Extracted entries>
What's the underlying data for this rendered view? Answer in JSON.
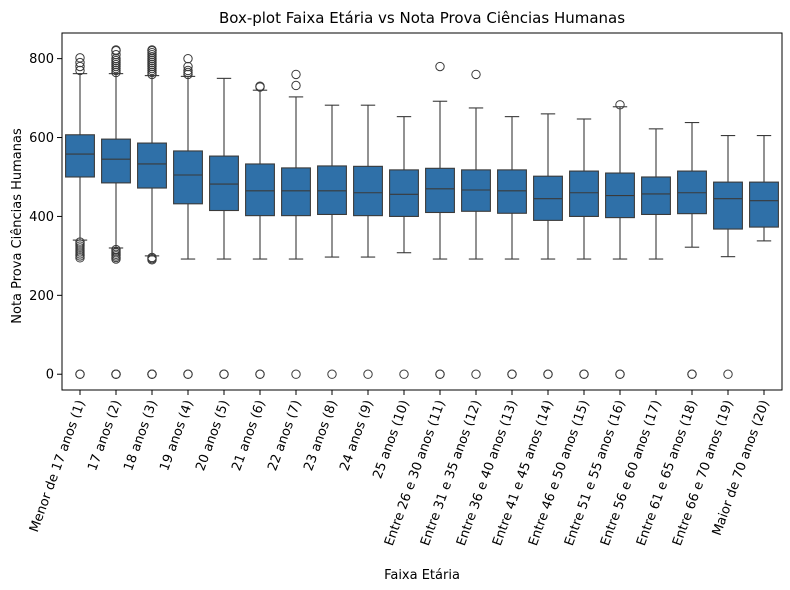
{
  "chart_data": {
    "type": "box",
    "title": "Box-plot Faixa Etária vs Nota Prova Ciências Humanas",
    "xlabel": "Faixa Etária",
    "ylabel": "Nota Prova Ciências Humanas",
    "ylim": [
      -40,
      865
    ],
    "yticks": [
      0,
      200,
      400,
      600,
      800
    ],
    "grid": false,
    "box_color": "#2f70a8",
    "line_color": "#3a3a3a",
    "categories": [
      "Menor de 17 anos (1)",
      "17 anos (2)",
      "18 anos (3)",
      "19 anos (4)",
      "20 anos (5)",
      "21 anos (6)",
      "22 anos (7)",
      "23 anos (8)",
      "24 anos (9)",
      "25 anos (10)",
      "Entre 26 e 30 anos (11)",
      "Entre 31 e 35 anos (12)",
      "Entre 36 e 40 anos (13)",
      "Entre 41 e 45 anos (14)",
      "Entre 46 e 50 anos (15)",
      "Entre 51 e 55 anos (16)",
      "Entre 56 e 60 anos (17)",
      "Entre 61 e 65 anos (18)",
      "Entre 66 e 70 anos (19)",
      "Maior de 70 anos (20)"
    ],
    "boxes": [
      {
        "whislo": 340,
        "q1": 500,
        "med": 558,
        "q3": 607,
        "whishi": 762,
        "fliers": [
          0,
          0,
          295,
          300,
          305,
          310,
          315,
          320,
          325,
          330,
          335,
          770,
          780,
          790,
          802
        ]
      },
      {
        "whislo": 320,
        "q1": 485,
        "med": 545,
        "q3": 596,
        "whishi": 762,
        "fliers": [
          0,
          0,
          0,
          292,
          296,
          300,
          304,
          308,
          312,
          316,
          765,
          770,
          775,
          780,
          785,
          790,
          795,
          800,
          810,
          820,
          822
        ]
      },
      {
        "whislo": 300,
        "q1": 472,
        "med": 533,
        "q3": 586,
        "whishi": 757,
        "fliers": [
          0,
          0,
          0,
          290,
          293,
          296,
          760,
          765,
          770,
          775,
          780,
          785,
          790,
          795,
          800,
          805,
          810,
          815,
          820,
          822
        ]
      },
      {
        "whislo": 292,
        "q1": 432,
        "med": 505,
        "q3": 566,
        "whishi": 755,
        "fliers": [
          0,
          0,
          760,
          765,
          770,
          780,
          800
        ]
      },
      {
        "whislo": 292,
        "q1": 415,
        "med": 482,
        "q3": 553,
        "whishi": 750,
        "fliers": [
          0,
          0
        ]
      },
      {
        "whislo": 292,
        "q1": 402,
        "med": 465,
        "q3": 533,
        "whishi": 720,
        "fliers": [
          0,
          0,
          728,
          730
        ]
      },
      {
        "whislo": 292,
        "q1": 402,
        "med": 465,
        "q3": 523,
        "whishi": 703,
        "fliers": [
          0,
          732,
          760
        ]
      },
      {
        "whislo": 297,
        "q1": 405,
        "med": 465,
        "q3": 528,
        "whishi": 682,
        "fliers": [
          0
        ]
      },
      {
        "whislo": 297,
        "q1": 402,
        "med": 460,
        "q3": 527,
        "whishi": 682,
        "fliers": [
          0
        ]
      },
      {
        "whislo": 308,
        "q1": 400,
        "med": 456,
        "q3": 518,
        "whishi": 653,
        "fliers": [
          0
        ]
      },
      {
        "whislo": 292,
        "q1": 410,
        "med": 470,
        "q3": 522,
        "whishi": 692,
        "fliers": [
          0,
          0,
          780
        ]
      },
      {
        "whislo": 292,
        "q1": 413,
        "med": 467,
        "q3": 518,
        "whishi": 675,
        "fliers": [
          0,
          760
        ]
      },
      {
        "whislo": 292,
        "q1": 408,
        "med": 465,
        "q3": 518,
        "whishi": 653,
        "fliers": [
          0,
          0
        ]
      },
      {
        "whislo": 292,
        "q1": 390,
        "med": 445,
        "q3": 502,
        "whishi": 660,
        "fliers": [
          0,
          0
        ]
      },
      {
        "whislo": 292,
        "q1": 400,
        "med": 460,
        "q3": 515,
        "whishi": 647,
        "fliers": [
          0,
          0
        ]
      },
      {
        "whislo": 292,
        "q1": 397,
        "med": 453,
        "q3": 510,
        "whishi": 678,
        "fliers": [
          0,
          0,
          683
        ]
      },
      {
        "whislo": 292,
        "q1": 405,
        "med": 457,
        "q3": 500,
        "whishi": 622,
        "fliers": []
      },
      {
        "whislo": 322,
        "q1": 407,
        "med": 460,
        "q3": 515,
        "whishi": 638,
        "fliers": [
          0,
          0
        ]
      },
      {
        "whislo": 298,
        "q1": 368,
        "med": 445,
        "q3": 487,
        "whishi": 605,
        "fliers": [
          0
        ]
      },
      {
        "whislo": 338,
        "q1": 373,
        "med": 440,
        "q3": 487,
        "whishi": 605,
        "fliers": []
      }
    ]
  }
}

Directions for this task> Repeat the material exactly as it reads, without any of its pictures.

Worked answer>
What's the underlying data for this rendered view? Answer in JSON.
{
  "chart_data": {
    "type": "box",
    "title": "Box-plot Faixa Etária vs Nota Prova Ciências Humanas",
    "xlabel": "Faixa Etária",
    "ylabel": "Nota Prova Ciências Humanas",
    "ylim": [
      -40,
      865
    ],
    "yticks": [
      0,
      200,
      400,
      600,
      800
    ],
    "grid": false,
    "box_color": "#2f70a8",
    "line_color": "#3a3a3a",
    "categories": [
      "Menor de 17 anos (1)",
      "17 anos (2)",
      "18 anos (3)",
      "19 anos (4)",
      "20 anos (5)",
      "21 anos (6)",
      "22 anos (7)",
      "23 anos (8)",
      "24 anos (9)",
      "25 anos (10)",
      "Entre 26 e 30 anos (11)",
      "Entre 31 e 35 anos (12)",
      "Entre 36 e 40 anos (13)",
      "Entre 41 e 45 anos (14)",
      "Entre 46 e 50 anos (15)",
      "Entre 51 e 55 anos (16)",
      "Entre 56 e 60 anos (17)",
      "Entre 61 e 65 anos (18)",
      "Entre 66 e 70 anos (19)",
      "Maior de 70 anos (20)"
    ],
    "boxes": [
      {
        "whislo": 340,
        "q1": 500,
        "med": 558,
        "q3": 607,
        "whishi": 762,
        "fliers": [
          0,
          0,
          295,
          300,
          305,
          310,
          315,
          320,
          325,
          330,
          335,
          770,
          780,
          790,
          802
        ]
      },
      {
        "whislo": 320,
        "q1": 485,
        "med": 545,
        "q3": 596,
        "whishi": 762,
        "fliers": [
          0,
          0,
          0,
          292,
          296,
          300,
          304,
          308,
          312,
          316,
          765,
          770,
          775,
          780,
          785,
          790,
          795,
          800,
          810,
          820,
          822
        ]
      },
      {
        "whislo": 300,
        "q1": 472,
        "med": 533,
        "q3": 586,
        "whishi": 757,
        "fliers": [
          0,
          0,
          0,
          290,
          293,
          296,
          760,
          765,
          770,
          775,
          780,
          785,
          790,
          795,
          800,
          805,
          810,
          815,
          820,
          822
        ]
      },
      {
        "whislo": 292,
        "q1": 432,
        "med": 505,
        "q3": 566,
        "whishi": 755,
        "fliers": [
          0,
          0,
          760,
          765,
          770,
          780,
          800
        ]
      },
      {
        "whislo": 292,
        "q1": 415,
        "med": 482,
        "q3": 553,
        "whishi": 750,
        "fliers": [
          0,
          0
        ]
      },
      {
        "whislo": 292,
        "q1": 402,
        "med": 465,
        "q3": 533,
        "whishi": 720,
        "fliers": [
          0,
          0,
          728,
          730
        ]
      },
      {
        "whislo": 292,
        "q1": 402,
        "med": 465,
        "q3": 523,
        "whishi": 703,
        "fliers": [
          0,
          732,
          760
        ]
      },
      {
        "whislo": 297,
        "q1": 405,
        "med": 465,
        "q3": 528,
        "whishi": 682,
        "fliers": [
          0
        ]
      },
      {
        "whislo": 297,
        "q1": 402,
        "med": 460,
        "q3": 527,
        "whishi": 682,
        "fliers": [
          0
        ]
      },
      {
        "whislo": 308,
        "q1": 400,
        "med": 456,
        "q3": 518,
        "whishi": 653,
        "fliers": [
          0
        ]
      },
      {
        "whislo": 292,
        "q1": 410,
        "med": 470,
        "q3": 522,
        "whishi": 692,
        "fliers": [
          0,
          0,
          780
        ]
      },
      {
        "whislo": 292,
        "q1": 413,
        "med": 467,
        "q3": 518,
        "whishi": 675,
        "fliers": [
          0,
          760
        ]
      },
      {
        "whislo": 292,
        "q1": 408,
        "med": 465,
        "q3": 518,
        "whishi": 653,
        "fliers": [
          0,
          0
        ]
      },
      {
        "whislo": 292,
        "q1": 390,
        "med": 445,
        "q3": 502,
        "whishi": 660,
        "fliers": [
          0,
          0
        ]
      },
      {
        "whislo": 292,
        "q1": 400,
        "med": 460,
        "q3": 515,
        "whishi": 647,
        "fliers": [
          0,
          0
        ]
      },
      {
        "whislo": 292,
        "q1": 397,
        "med": 453,
        "q3": 510,
        "whishi": 678,
        "fliers": [
          0,
          0,
          683
        ]
      },
      {
        "whislo": 292,
        "q1": 405,
        "med": 457,
        "q3": 500,
        "whishi": 622,
        "fliers": []
      },
      {
        "whislo": 322,
        "q1": 407,
        "med": 460,
        "q3": 515,
        "whishi": 638,
        "fliers": [
          0,
          0
        ]
      },
      {
        "whislo": 298,
        "q1": 368,
        "med": 445,
        "q3": 487,
        "whishi": 605,
        "fliers": [
          0
        ]
      },
      {
        "whislo": 338,
        "q1": 373,
        "med": 440,
        "q3": 487,
        "whishi": 605,
        "fliers": []
      }
    ]
  }
}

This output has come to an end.